**Task to carry out**
Would you transcribe the whole listing exactly, minus its pictures?

************

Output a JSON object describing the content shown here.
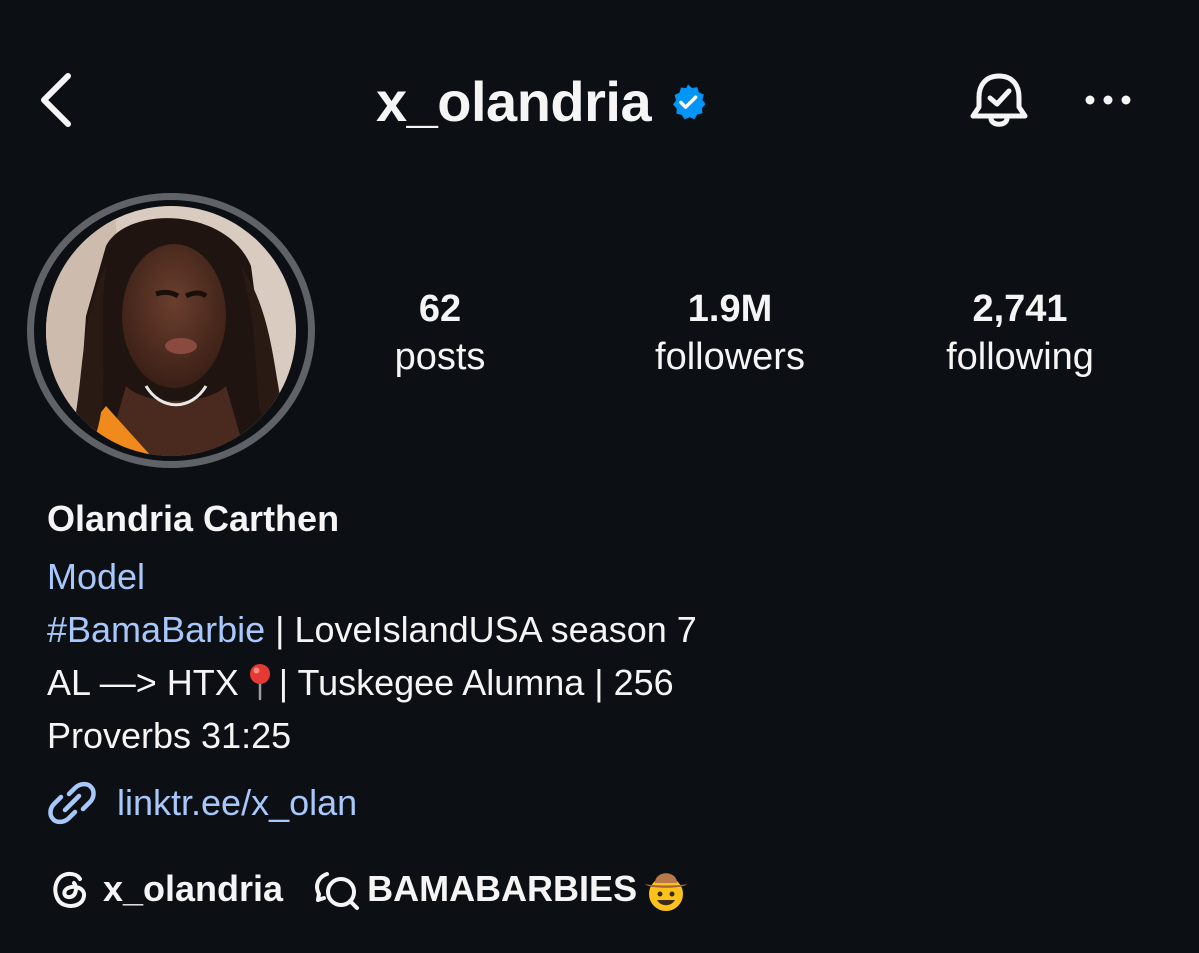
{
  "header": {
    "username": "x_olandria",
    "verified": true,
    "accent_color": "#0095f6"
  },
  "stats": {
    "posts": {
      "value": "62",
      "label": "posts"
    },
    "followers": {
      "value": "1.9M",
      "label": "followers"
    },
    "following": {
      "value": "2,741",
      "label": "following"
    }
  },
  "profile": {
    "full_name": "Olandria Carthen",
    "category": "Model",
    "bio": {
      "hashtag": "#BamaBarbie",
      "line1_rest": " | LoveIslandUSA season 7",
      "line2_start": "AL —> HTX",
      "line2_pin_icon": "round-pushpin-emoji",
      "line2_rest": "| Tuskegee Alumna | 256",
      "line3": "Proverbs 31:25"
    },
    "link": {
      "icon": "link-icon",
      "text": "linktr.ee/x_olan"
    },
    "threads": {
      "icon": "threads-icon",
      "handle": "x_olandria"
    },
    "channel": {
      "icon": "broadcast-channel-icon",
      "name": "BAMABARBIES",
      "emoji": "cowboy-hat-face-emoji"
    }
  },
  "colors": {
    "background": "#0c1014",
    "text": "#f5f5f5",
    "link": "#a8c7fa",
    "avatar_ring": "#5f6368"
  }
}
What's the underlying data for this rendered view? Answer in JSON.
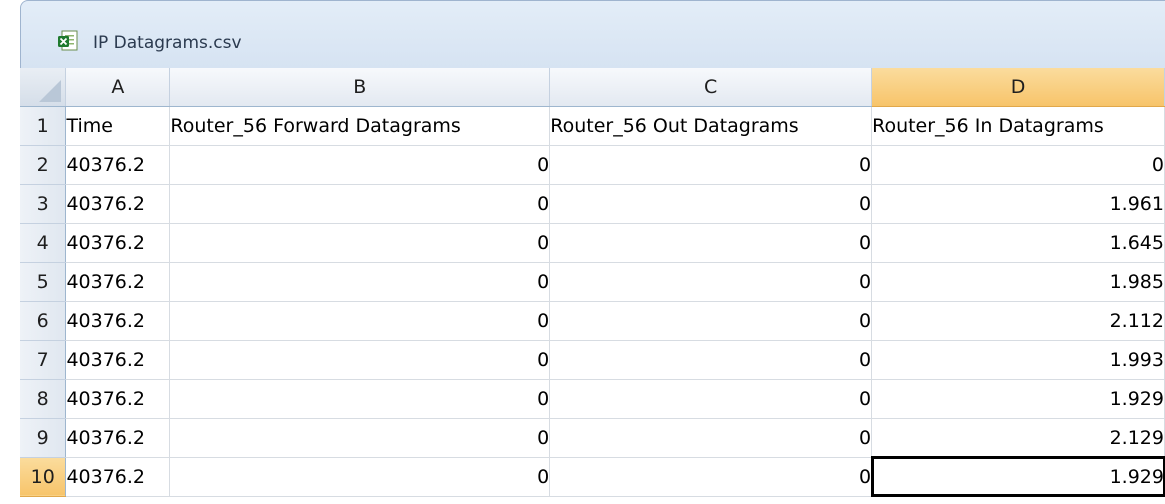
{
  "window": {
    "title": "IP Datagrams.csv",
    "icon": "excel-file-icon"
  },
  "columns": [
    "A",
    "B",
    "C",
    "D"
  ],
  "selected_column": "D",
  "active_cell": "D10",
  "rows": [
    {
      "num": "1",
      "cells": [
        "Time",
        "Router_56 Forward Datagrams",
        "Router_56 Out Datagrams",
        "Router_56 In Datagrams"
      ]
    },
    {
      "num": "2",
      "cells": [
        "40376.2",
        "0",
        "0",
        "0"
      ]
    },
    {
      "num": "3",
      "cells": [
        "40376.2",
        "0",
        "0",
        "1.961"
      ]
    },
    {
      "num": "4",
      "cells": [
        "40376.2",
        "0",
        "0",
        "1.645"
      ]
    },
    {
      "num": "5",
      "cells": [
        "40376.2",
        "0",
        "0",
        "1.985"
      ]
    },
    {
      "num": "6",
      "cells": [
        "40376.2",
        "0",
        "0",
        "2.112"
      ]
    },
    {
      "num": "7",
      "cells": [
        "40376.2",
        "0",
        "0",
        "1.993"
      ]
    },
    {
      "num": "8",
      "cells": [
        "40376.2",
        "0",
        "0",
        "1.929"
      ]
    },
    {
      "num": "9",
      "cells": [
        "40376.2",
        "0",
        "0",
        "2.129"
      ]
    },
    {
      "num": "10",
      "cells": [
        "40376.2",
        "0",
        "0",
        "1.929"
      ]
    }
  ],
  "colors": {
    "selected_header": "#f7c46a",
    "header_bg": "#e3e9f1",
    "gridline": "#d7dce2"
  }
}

************

**Exercise result**
Output a JSON object describing the content shown here.
{
  "header": {
    "username": "x_olandria",
    "verified": true,
    "accent_color": "#0095f6"
  },
  "stats": {
    "posts": {
      "value": "62",
      "label": "posts"
    },
    "followers": {
      "value": "1.9M",
      "label": "followers"
    },
    "following": {
      "value": "2,741",
      "label": "following"
    }
  },
  "profile": {
    "full_name": "Olandria Carthen",
    "category": "Model",
    "bio": {
      "hashtag": "#BamaBarbie",
      "line1_rest": " | LoveIslandUSA season 7",
      "line2_start": "AL —> HTX",
      "line2_pin_icon": "round-pushpin-emoji",
      "line2_rest": "| Tuskegee Alumna | 256",
      "line3": "Proverbs 31:25"
    },
    "link": {
      "icon": "link-icon",
      "text": "linktr.ee/x_olan"
    },
    "threads": {
      "icon": "threads-icon",
      "handle": "x_olandria"
    },
    "channel": {
      "icon": "broadcast-channel-icon",
      "name": "BAMABARBIES",
      "emoji": "cowboy-hat-face-emoji"
    }
  },
  "colors": {
    "background": "#0c1014",
    "text": "#f5f5f5",
    "link": "#a8c7fa",
    "avatar_ring": "#5f6368"
  }
}
What's the underlying data for this rendered view? Answer in JSON.
{
  "window": {
    "title": "IP Datagrams.csv",
    "icon": "excel-file-icon"
  },
  "columns": [
    "A",
    "B",
    "C",
    "D"
  ],
  "selected_column": "D",
  "active_cell": "D10",
  "rows": [
    {
      "num": "1",
      "cells": [
        "Time",
        "Router_56 Forward Datagrams",
        "Router_56 Out Datagrams",
        "Router_56 In Datagrams"
      ]
    },
    {
      "num": "2",
      "cells": [
        "40376.2",
        "0",
        "0",
        "0"
      ]
    },
    {
      "num": "3",
      "cells": [
        "40376.2",
        "0",
        "0",
        "1.961"
      ]
    },
    {
      "num": "4",
      "cells": [
        "40376.2",
        "0",
        "0",
        "1.645"
      ]
    },
    {
      "num": "5",
      "cells": [
        "40376.2",
        "0",
        "0",
        "1.985"
      ]
    },
    {
      "num": "6",
      "cells": [
        "40376.2",
        "0",
        "0",
        "2.112"
      ]
    },
    {
      "num": "7",
      "cells": [
        "40376.2",
        "0",
        "0",
        "1.993"
      ]
    },
    {
      "num": "8",
      "cells": [
        "40376.2",
        "0",
        "0",
        "1.929"
      ]
    },
    {
      "num": "9",
      "cells": [
        "40376.2",
        "0",
        "0",
        "2.129"
      ]
    },
    {
      "num": "10",
      "cells": [
        "40376.2",
        "0",
        "0",
        "1.929"
      ]
    }
  ],
  "colors": {
    "selected_header": "#f7c46a",
    "header_bg": "#e3e9f1",
    "gridline": "#d7dce2"
  }
}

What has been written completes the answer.